──────── INPUT DATA
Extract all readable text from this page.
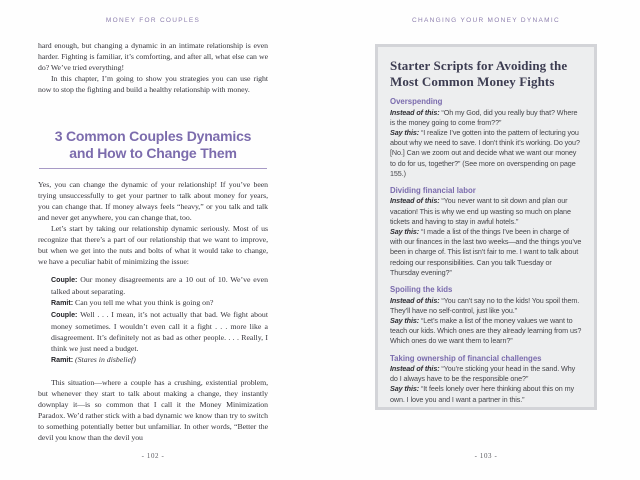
MONEY FOR COUPLES
hard enough, but changing a dynamic in an intimate relationship is even harder. Fighting is familiar, it’s comforting, and after all, what else can we do? We’ve tried everything!
In this chapter, I’m going to show you strategies you can use right now to stop the fighting and build a healthy relationship with money.
3 Common Couples Dynamics
and How to Change Them
Yes, you can change the dynamic of your relationship! If you’ve been trying unsuccessfully to get your partner to talk about money for years, you can change that. If money always feels “heavy,” or you talk and talk and never get anywhere, you can change that, too.
Let’s start by taking our relationship dynamic seriously. Most of us recognize that there’s a part of our relationship that we want to improve, but when we get into the nuts and bolts of what it would take to change, we have a peculiar habit of minimizing the issue:
Couple: Our money disagreements are a 10 out of 10. We’ve even talked about separating.
Ramit: Can you tell me what you think is going on?
Couple: Well . . . I mean, it’s not actually that bad. We fight about money sometimes. I wouldn’t even call it a fight . . . more like a disagreement. It’s definitely not as bad as other people. . . . Really, I think we just need a budget.
Ramit: (Stares in disbelief)
This situation—where a couple has a crushing, existential problem, but whenever they start to talk about making a change, they instantly downplay it—is so common that I call it the Money Minimization Paradox. We’d rather stick with a bad dynamic we know than try to switch to something potentially better but unfamiliar. In other words, “Better the devil you know than the devil you
- 102 -
CHANGING YOUR MONEY DYNAMIC
Starter Scripts for Avoiding the Most Common Money Fights
Overspending
Instead of this: “Oh my God, did you really buy that? Where is the money going to come from??”
Say this: “I realize I’ve gotten into the pattern of lecturing you about why we need to save. I don’t think it’s working. Do you? [No.] Can we zoom out and decide what we want our money to do for us, together?” (See more on overspending on page 155.)
Dividing financial labor
Instead of this: “You never want to sit down and plan our vacation! This is why we end up wasting so much on plane tickets and having to stay in awful hotels.”
Say this: “I made a list of the things I’ve been in charge of with our finances in the last two weeks—and the things you’ve been in charge of. This list isn’t fair to me. I want to talk about redoing our responsibilities. Can you talk Tuesday or Thursday evening?”
Spoiling the kids
Instead of this: “You can’t say no to the kids! You spoil them. They’ll have no self-control, just like you.”
Say this: “Let’s make a list of the money values we want to teach our kids. Which ones are they already learning from us? Which ones do we want them to learn?”
Taking ownership of financial challenges
Instead of this: “You’re sticking your head in the sand. Why do I always have to be the responsible one?”
Say this: “It feels lonely over here thinking about this on my own. I love you and I want a partner in this.”
- 103 -
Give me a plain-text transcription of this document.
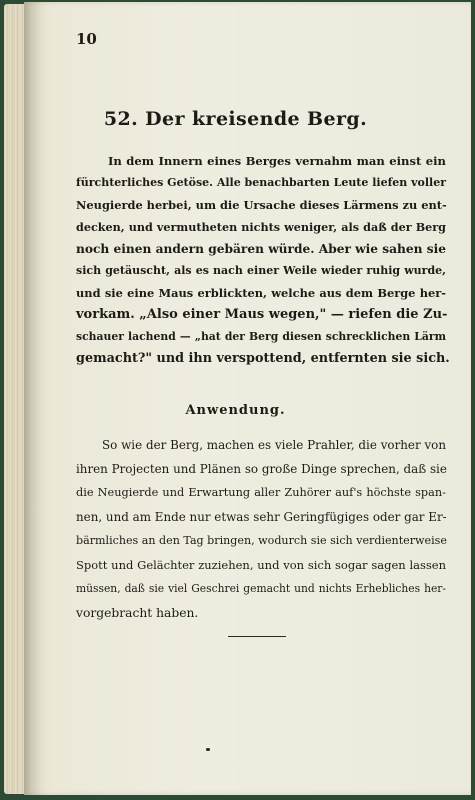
10

52. Der kreisende Berg.

In dem Innern eines Berges vernahm man einst ein

fürchterliches Getöse. Alle benachbarten Leute liefen voller

Neugierde herbei, um die Ursache dieses Lärmens zu ent-

decken, und vermutheten nichts weniger, als daß der Berg

noch einen andern gebären würde. Aber wie sahen sie

sich getäuscht, als es nach einer Weile wieder ruhig wurde,

und sie eine Maus erblickten, welche aus dem Berge her-

vorkam. „Also einer Maus wegen," — riefen die Zu-

schauer lachend — „hat der Berg diesen schrecklichen Lärm

gemacht?" und ihn verspottend, entfernten sie sich.

Anwendung.

So wie der Berg, machen es viele Prahler, die vorher von

ihren Projecten und Plänen so große Dinge sprechen, daß sie

die Neugierde und Erwartung aller Zuhörer auf's höchste span-

nen, und am Ende nur etwas sehr Geringfügiges oder gar Er-

bärmliches an den Tag bringen, wodurch sie sich verdienterweise

Spott und Gelächter zuziehen, und von sich sogar sagen lassen

müssen, daß sie viel Geschrei gemacht und nichts Erhebliches her-

vorgebracht haben.
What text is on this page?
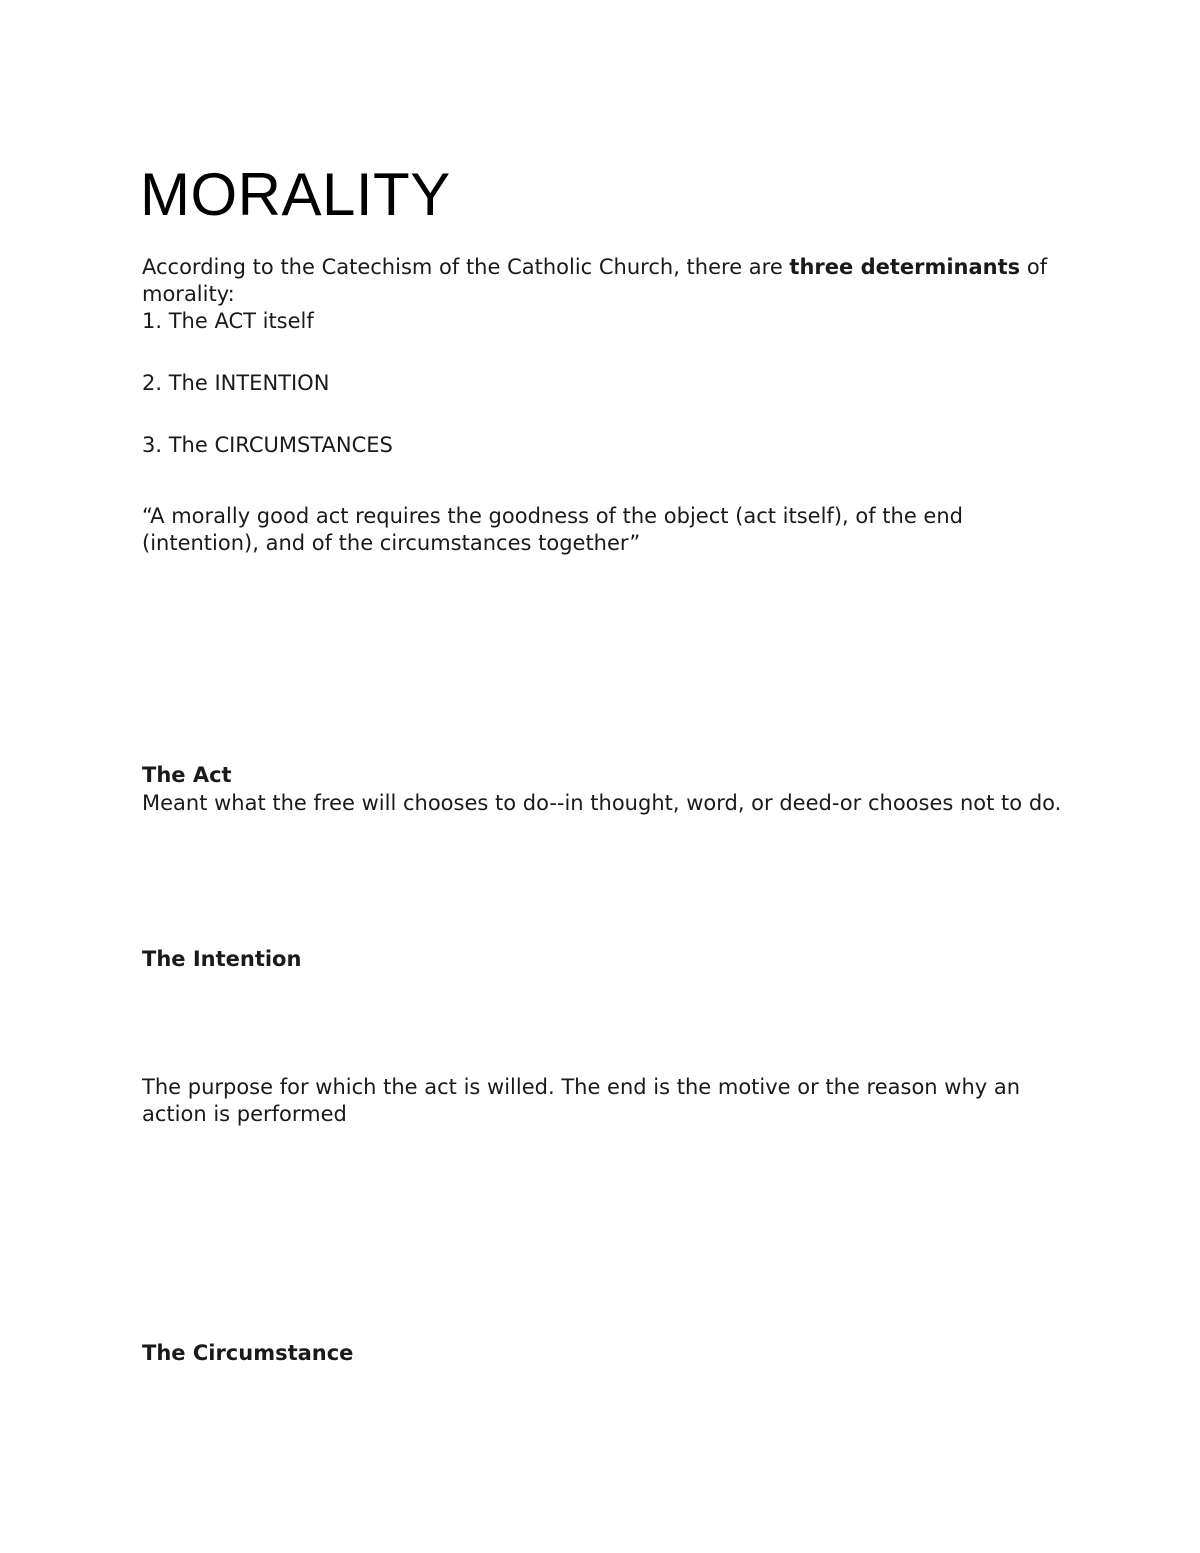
MORALITY
According to the Catechism of the Catholic Church, there are three determinants of morality:
1. The ACT itself
2. The INTENTION
3. The CIRCUMSTANCES
“A morally good act requires the goodness of the object (act itself), of the end (intention), and of the circumstances together”
The Act
Meant what the free will chooses to do--in thought, word, or deed-or chooses not to do.
The Intention
The purpose for which the act is willed. The end is the motive or the reason why an action is performed
The Circumstance
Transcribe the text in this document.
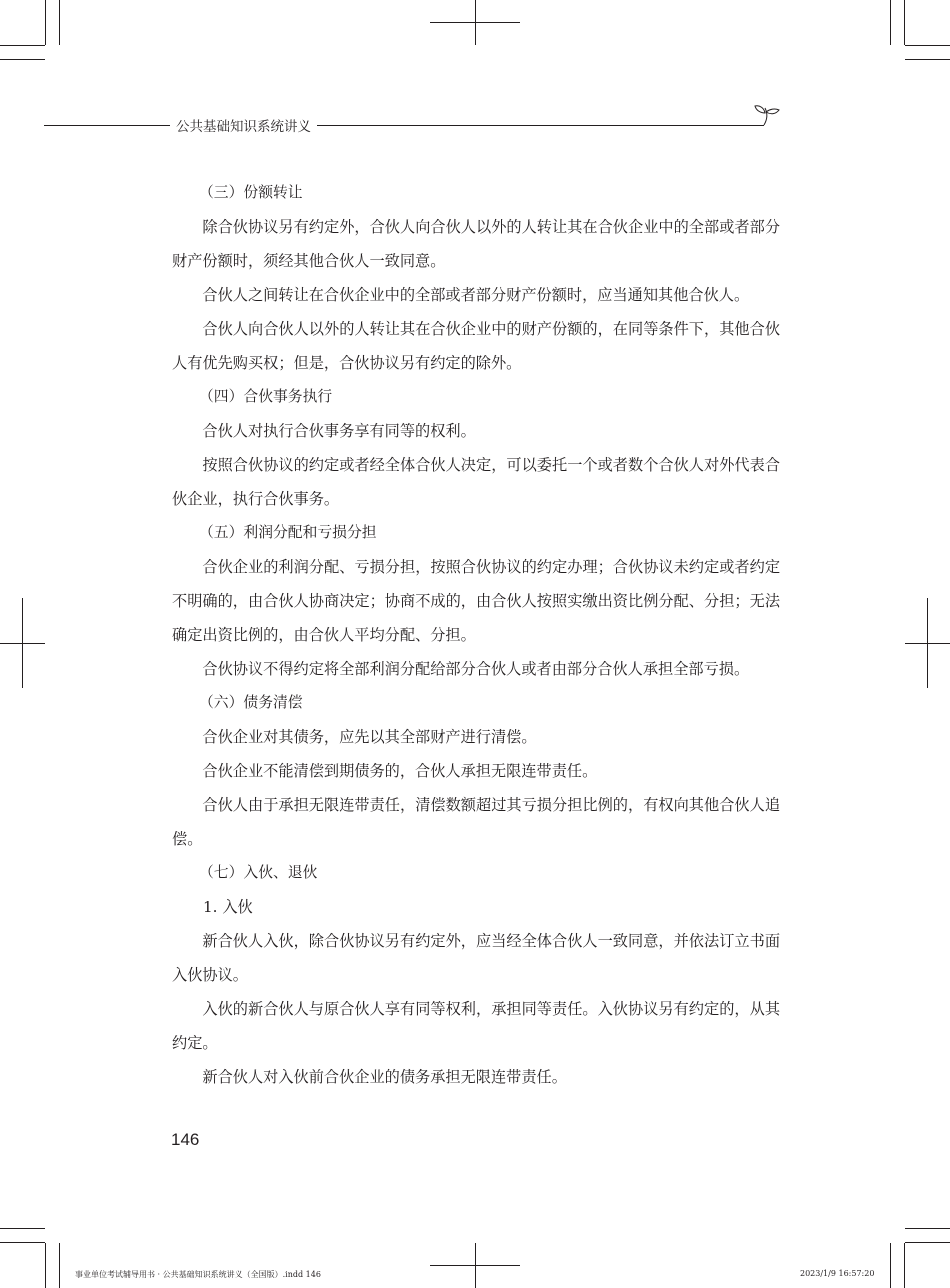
公共基础知识系统讲义

（三）份额转让

除合伙协议另有约定外，合伙人向合伙人以外的人转让其在合伙企业中的全部或者部分财产份额时，须经其他合伙人一致同意。

合伙人之间转让在合伙企业中的全部或者部分财产份额时，应当通知其他合伙人。

合伙人向合伙人以外的人转让其在合伙企业中的财产份额的，在同等条件下，其他合伙人有优先购买权；但是，合伙协议另有约定的除外。

（四）合伙事务执行

合伙人对执行合伙事务享有同等的权利。

按照合伙协议的约定或者经全体合伙人决定，可以委托一个或者数个合伙人对外代表合伙企业，执行合伙事务。

（五）利润分配和亏损分担

合伙企业的利润分配、亏损分担，按照合伙协议的约定办理；合伙协议未约定或者约定不明确的，由合伙人协商决定；协商不成的，由合伙人按照实缴出资比例分配、分担；无法确定出资比例的，由合伙人平均分配、分担。

合伙协议不得约定将全部利润分配给部分合伙人或者由部分合伙人承担全部亏损。

（六）债务清偿

合伙企业对其债务，应先以其全部财产进行清偿。

合伙企业不能清偿到期债务的，合伙人承担无限连带责任。

合伙人由于承担无限连带责任，清偿数额超过其亏损分担比例的，有权向其他合伙人追偿。

（七）入伙、退伙

1. 入伙

新合伙人入伙，除合伙协议另有约定外，应当经全体合伙人一致同意，并依法订立书面入伙协议。

入伙的新合伙人与原合伙人享有同等权利，承担同等责任。入伙协议另有约定的，从其约定。

新合伙人对入伙前合伙企业的债务承担无限连带责任。

146
事业单位考试辅导用书 · 公共基础知识系统讲义（全国版）.indd 146	2023/1/9 16:57:20
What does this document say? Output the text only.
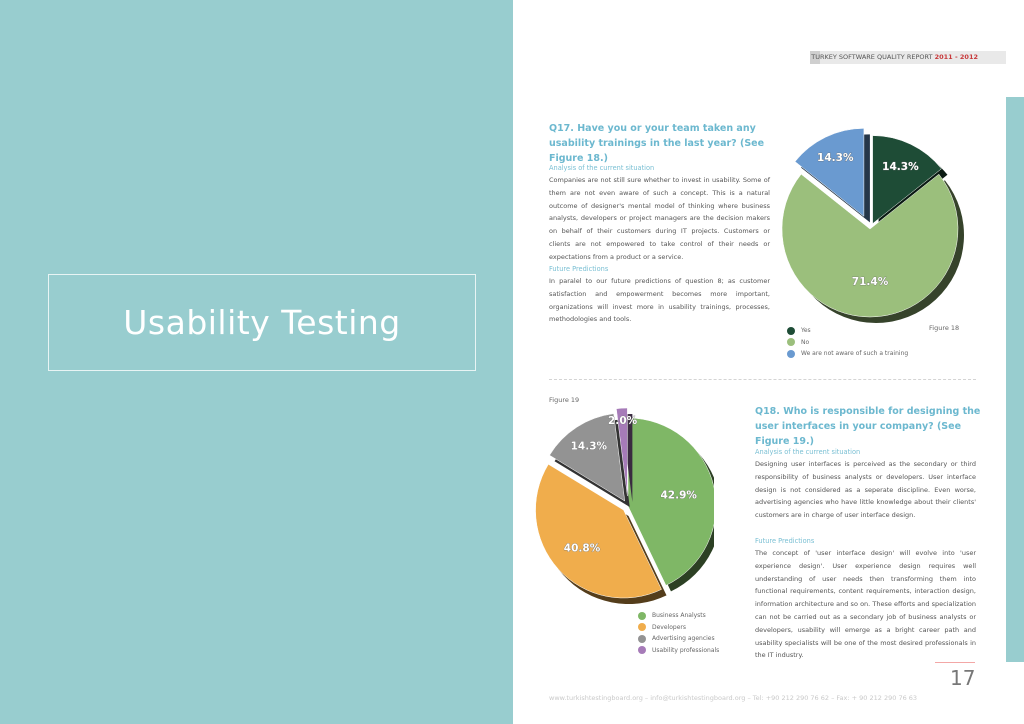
Usability Testing
TURKEY SOFTWARE QUALITY REPORT 2011 - 2012
Q17. Have you or your team taken any usability trainings in the last year? (See Figure 18.)
Analysis of the current situation
Companies are not still sure whether to invest in usability. Some of them are not even aware of such a concept. This is a natural outcome of designer's mental model of thinking where business analysts, developers or project managers are the decision makers on behalf of their customers during IT projects. Customers or clients are not empowered to take control of their needs or expectations from a product or a service.
Future Predictions
In paralel to our future predictions of question 8; as customer satisfaction and empowerment becomes more important, organizations will invest more in usability trainings, processes, methodologies and tools.
14.3%
71.4%
14.3%
Figure 18
Yes
No
We are not aware of such a training
Figure 19
42.9%
40.8%
14.3%
2.0%
Business Analysts
Developers
Advertising agencies
Usability professionals
Q18. Who is responsible for designing the user interfaces in your company? (See Figure 19.)
Analysis of the current situation
Designing user interfaces is perceived as the secondary or third responsibility of business analysts or developers. User interface design is not considered as a seperate discipline. Even worse, advertising agencies who have little knowledge about their clients' customers are in charge of user interface design.
Future Predictions
The concept of 'user interface design' will evolve into 'user experience design'. User experience design requires well understanding of user needs then transforming them into functional requirements, content requirements, interaction design, information architecture and so on. These efforts and specialization can not be carried out as a secondary job of business analysts or developers, usability will emerge as a bright career path and usability specialists will be one of the most desired professionals in the IT industry.
17
www.turkishtestingboard.org – info@turkishtestingboard.org – Tel: +90 212 290 76 62 – Fax: + 90 212 290 76 63
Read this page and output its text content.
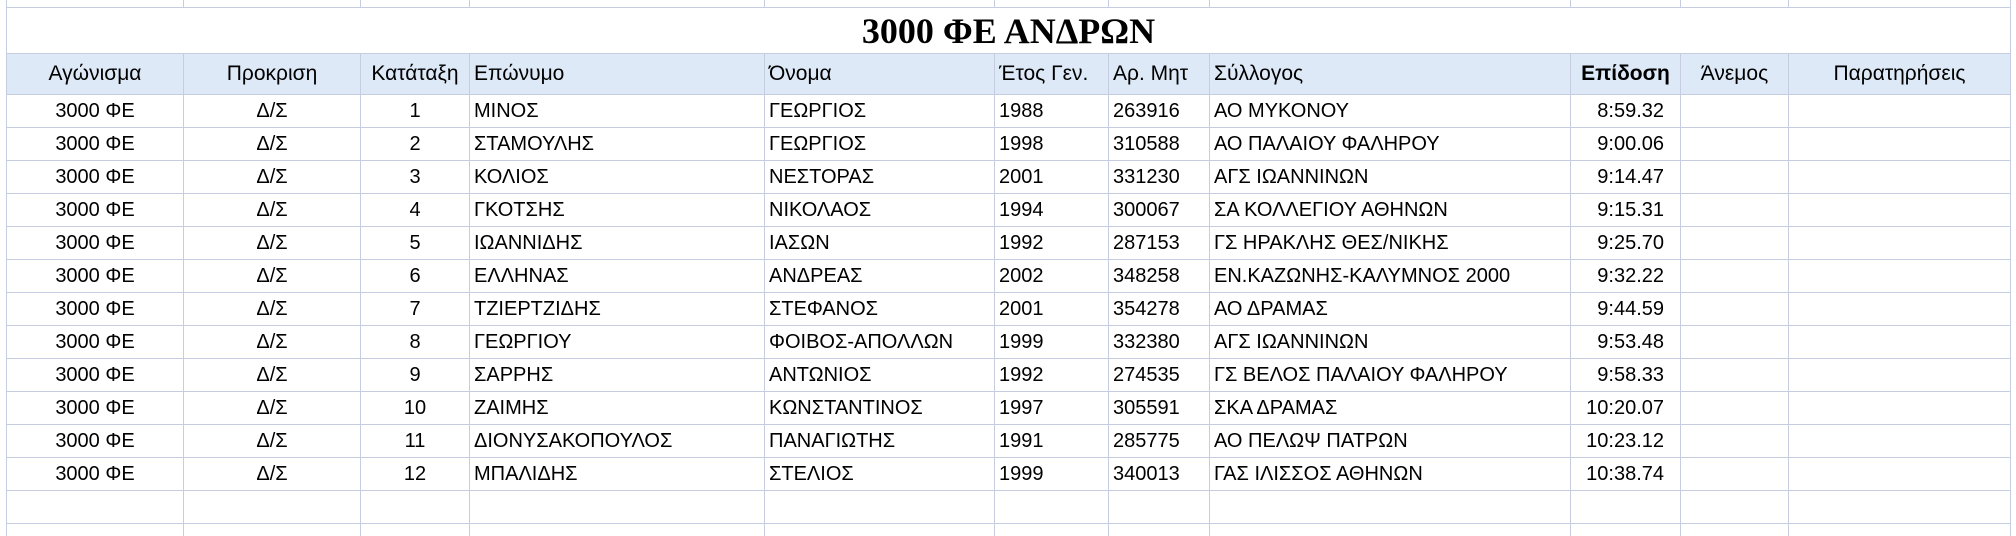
3000 ΦΕ ΑΝΔΡΩΝ										
Αγώνισμα	Προκριση	Κατάταξη	Επώνυμο	Όνομα	Έτος Γεν.	Αρ. Μητ	Σύλλογος	Επίδοση	Άνεμος	Παρατηρήσεις
3000 ΦΕ	Δ/Σ	1	ΜΙΝΟΣ	ΓΕΩΡΓΙΟΣ	1988	263916	ΑΟ ΜΥΚΟΝΟΥ	8:59.32		
3000 ΦΕ	Δ/Σ	2	ΣΤΑΜΟΥΛΗΣ	ΓΕΩΡΓΙΟΣ	1998	310588	ΑΟ ΠΑΛΑΙΟΥ ΦΑΛΗΡΟΥ	9:00.06		
3000 ΦΕ	Δ/Σ	3	ΚΟΛΙΟΣ	ΝΕΣΤΟΡΑΣ	2001	331230	ΑΓΣ ΙΩΑΝΝΙΝΩΝ	9:14.47		
3000 ΦΕ	Δ/Σ	4	ΓΚΟΤΣΗΣ	ΝΙΚΟΛΑΟΣ	1994	300067	ΣΑ ΚΟΛΛΕΓΙΟΥ ΑΘΗΝΩΝ	9:15.31		
3000 ΦΕ	Δ/Σ	5	ΙΩΑΝΝΙΔΗΣ	ΙΑΣΩΝ	1992	287153	ΓΣ ΗΡΑΚΛΗΣ ΘΕΣ/ΝΙΚΗΣ	9:25.70		
3000 ΦΕ	Δ/Σ	6	ΕΛΛΗΝΑΣ	ΑΝΔΡΕΑΣ	2002	348258	ΕΝ.ΚΑΖΩΝΗΣ-ΚΑΛΥΜΝΟΣ 2000	9:32.22		
3000 ΦΕ	Δ/Σ	7	ΤΖΙΕΡΤΖΙΔΗΣ	ΣΤΕΦΑΝΟΣ	2001	354278	ΑΟ ΔΡΑΜΑΣ	9:44.59		
3000 ΦΕ	Δ/Σ	8	ΓΕΩΡΓΙΟΥ	ΦΟΙΒΟΣ-ΑΠΟΛΛΩΝ	1999	332380	ΑΓΣ ΙΩΑΝΝΙΝΩΝ	9:53.48		
3000 ΦΕ	Δ/Σ	9	ΣΑΡΡΗΣ	ΑΝΤΩΝΙΟΣ	1992	274535	ΓΣ ΒΕΛΟΣ ΠΑΛΑΙΟΥ ΦΑΛΗΡΟΥ	9:58.33		
3000 ΦΕ	Δ/Σ	10	ΖΑΙΜΗΣ	ΚΩΝΣΤΑΝΤΙΝΟΣ	1997	305591	ΣΚΑ ΔΡΑΜΑΣ	10:20.07		
3000 ΦΕ	Δ/Σ	11	ΔΙΟΝΥΣΑΚΟΠΟΥΛΟΣ	ΠΑΝΑΓΙΩΤΗΣ	1991	285775	ΑΟ ΠΕΛΩΨ ΠΑΤΡΩΝ	10:23.12		
3000 ΦΕ	Δ/Σ	12	ΜΠΑΛΙΔΗΣ	ΣΤΕΛΙΟΣ	1999	340013	ΓΑΣ ΙΛΙΣΣΟΣ ΑΘΗΝΩΝ	10:38.74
────────────────
## WHAT NEEDS TO BE DONE
Output precisely the lines in the material above from the line containing "Read this page and output its text content." through its last line, and omit pictures.

## SOLVED PROBLEM
Read this page and output its text content.
3000 ΦΕ ΑΝΔΡΩΝ										
Αγώνισμα	Προκριση	Κατάταξη	Επώνυμο	Όνομα	Έτος Γεν.	Αρ. Μητ	Σύλλογος	Επίδοση	Άνεμος	Παρατηρήσεις
3000 ΦΕ	Δ/Σ	1	ΜΙΝΟΣ	ΓΕΩΡΓΙΟΣ	1988	263916	ΑΟ ΜΥΚΟΝΟΥ	8:59.32		
3000 ΦΕ	Δ/Σ	2	ΣΤΑΜΟΥΛΗΣ	ΓΕΩΡΓΙΟΣ	1998	310588	ΑΟ ΠΑΛΑΙΟΥ ΦΑΛΗΡΟΥ	9:00.06		
3000 ΦΕ	Δ/Σ	3	ΚΟΛΙΟΣ	ΝΕΣΤΟΡΑΣ	2001	331230	ΑΓΣ ΙΩΑΝΝΙΝΩΝ	9:14.47		
3000 ΦΕ	Δ/Σ	4	ΓΚΟΤΣΗΣ	ΝΙΚΟΛΑΟΣ	1994	300067	ΣΑ ΚΟΛΛΕΓΙΟΥ ΑΘΗΝΩΝ	9:15.31		
3000 ΦΕ	Δ/Σ	5	ΙΩΑΝΝΙΔΗΣ	ΙΑΣΩΝ	1992	287153	ΓΣ ΗΡΑΚΛΗΣ ΘΕΣ/ΝΙΚΗΣ	9:25.70		
3000 ΦΕ	Δ/Σ	6	ΕΛΛΗΝΑΣ	ΑΝΔΡΕΑΣ	2002	348258	ΕΝ.ΚΑΖΩΝΗΣ-ΚΑΛΥΜΝΟΣ 2000	9:32.22		
3000 ΦΕ	Δ/Σ	7	ΤΖΙΕΡΤΖΙΔΗΣ	ΣΤΕΦΑΝΟΣ	2001	354278	ΑΟ ΔΡΑΜΑΣ	9:44.59		
3000 ΦΕ	Δ/Σ	8	ΓΕΩΡΓΙΟΥ	ΦΟΙΒΟΣ-ΑΠΟΛΛΩΝ	1999	332380	ΑΓΣ ΙΩΑΝΝΙΝΩΝ	9:53.48		
3000 ΦΕ	Δ/Σ	9	ΣΑΡΡΗΣ	ΑΝΤΩΝΙΟΣ	1992	274535	ΓΣ ΒΕΛΟΣ ΠΑΛΑΙΟΥ ΦΑΛΗΡΟΥ	9:58.33		
3000 ΦΕ	Δ/Σ	10	ΖΑΙΜΗΣ	ΚΩΝΣΤΑΝΤΙΝΟΣ	1997	305591	ΣΚΑ ΔΡΑΜΑΣ	10:20.07		
3000 ΦΕ	Δ/Σ	11	ΔΙΟΝΥΣΑΚΟΠΟΥΛΟΣ	ΠΑΝΑΓΙΩΤΗΣ	1991	285775	ΑΟ ΠΕΛΩΨ ΠΑΤΡΩΝ	10:23.12		
3000 ΦΕ	Δ/Σ	12	ΜΠΑΛΙΔΗΣ	ΣΤΕΛΙΟΣ	1999	340013	ΓΑΣ ΙΛΙΣΣΟΣ ΑΘΗΝΩΝ	10:38.74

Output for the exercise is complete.